Begin AVAILABLE DATA
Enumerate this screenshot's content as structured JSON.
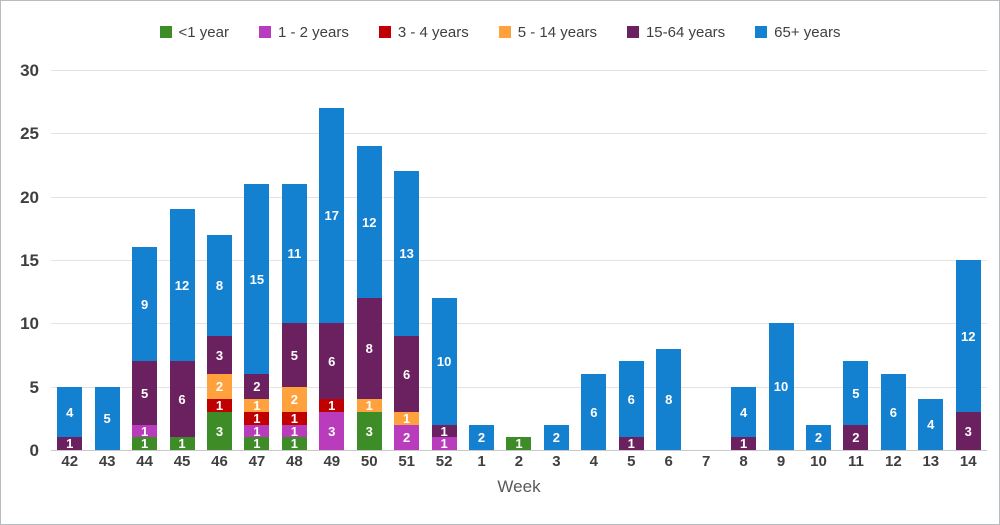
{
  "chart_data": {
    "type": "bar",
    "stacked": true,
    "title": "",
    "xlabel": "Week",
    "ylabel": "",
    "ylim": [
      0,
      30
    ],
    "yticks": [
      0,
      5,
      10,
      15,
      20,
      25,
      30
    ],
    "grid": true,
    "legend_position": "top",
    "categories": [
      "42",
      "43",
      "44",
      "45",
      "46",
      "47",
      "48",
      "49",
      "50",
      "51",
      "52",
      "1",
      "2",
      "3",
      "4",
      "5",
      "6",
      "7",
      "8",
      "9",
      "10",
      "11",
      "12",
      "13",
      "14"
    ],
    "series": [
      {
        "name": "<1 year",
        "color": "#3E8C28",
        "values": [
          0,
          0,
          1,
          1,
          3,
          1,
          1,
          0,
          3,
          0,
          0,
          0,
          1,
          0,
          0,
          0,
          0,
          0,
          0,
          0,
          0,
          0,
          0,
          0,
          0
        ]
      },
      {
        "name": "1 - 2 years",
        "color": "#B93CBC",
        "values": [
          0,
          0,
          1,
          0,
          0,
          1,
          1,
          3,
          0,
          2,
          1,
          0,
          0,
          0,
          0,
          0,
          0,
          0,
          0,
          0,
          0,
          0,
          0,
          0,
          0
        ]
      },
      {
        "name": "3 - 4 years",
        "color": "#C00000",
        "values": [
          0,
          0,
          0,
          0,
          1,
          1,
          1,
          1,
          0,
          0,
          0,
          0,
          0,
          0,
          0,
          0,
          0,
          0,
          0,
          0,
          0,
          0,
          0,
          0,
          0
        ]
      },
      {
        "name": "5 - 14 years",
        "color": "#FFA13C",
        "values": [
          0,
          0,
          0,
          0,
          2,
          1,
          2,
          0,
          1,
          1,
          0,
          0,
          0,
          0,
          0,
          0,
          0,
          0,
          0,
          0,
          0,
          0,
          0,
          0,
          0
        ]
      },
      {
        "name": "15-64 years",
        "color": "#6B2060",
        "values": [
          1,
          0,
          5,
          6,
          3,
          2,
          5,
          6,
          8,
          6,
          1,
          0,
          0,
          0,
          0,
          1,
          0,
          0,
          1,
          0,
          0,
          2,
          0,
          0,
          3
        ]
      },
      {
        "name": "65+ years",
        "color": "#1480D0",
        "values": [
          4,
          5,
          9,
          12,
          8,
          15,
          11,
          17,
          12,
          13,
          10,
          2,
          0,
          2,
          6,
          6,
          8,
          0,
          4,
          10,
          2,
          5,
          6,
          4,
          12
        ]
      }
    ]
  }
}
End AVAILABLE DATA
Begin AVAILABLE DATA
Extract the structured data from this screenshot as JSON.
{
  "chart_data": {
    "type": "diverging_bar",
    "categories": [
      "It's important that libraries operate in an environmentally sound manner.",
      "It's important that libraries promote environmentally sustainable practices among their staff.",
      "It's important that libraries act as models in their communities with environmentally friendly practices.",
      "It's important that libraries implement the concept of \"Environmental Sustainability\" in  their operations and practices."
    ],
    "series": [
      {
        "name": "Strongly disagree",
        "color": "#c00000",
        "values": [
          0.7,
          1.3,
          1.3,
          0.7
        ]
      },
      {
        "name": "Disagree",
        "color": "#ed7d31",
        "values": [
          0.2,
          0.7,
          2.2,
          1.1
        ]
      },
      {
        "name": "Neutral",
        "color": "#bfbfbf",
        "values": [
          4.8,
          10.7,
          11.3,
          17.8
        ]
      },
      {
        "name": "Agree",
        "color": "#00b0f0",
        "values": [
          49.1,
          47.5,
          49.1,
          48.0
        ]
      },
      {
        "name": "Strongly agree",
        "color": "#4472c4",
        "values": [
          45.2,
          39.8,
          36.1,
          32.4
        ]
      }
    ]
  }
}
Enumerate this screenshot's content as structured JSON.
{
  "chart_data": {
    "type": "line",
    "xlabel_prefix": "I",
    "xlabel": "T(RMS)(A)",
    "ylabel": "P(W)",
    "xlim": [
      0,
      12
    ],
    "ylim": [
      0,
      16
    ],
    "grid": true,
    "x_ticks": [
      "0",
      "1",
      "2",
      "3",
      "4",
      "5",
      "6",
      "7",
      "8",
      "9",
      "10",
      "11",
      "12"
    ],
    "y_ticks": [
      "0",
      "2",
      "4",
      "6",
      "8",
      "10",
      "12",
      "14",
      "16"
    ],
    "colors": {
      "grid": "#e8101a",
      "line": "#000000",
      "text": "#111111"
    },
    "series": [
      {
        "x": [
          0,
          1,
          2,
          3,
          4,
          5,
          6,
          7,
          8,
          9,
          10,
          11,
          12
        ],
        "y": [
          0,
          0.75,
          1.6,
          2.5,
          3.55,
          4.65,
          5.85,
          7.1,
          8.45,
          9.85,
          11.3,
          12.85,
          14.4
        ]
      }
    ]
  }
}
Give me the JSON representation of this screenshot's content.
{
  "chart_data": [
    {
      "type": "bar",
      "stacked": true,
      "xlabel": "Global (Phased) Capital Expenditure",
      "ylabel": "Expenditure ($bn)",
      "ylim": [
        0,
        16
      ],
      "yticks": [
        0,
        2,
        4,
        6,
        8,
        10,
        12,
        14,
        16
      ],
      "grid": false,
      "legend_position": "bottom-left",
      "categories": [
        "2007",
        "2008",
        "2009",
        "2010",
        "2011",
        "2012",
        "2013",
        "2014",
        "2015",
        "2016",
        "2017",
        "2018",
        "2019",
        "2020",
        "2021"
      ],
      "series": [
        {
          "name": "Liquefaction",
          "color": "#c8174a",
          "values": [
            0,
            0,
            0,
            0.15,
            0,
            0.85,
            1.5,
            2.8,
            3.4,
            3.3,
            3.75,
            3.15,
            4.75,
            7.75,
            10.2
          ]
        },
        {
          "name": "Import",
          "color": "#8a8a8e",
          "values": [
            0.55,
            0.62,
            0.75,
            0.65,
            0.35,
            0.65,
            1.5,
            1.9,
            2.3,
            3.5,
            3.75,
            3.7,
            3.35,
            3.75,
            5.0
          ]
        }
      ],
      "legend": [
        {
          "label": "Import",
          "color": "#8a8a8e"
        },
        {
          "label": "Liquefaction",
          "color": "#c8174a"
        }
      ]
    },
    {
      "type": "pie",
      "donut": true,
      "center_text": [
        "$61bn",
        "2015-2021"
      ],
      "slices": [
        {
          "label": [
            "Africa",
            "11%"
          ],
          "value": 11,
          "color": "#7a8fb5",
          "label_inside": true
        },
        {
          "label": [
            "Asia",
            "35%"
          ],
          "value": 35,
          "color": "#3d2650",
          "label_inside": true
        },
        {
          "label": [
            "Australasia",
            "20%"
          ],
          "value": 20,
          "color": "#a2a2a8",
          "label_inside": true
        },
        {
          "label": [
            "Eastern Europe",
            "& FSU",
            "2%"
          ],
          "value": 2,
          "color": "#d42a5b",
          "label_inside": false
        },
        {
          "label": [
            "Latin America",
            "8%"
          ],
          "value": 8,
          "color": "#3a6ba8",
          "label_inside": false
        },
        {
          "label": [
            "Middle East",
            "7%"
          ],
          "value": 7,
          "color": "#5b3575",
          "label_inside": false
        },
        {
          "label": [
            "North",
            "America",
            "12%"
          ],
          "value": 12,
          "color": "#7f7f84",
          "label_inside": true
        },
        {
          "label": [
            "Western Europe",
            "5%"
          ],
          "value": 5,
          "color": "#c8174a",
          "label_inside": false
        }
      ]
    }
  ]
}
End AVAILABLE DATA
### [REQUIREMENT]
Identify every line above that includes the word "Expenditure", and show those lines.

### [RESPONSE TO THIS EXERCISE]
      "xlabel": "Global (Phased) Capital Expenditure",
      "ylabel": "Expenditure ($bn)",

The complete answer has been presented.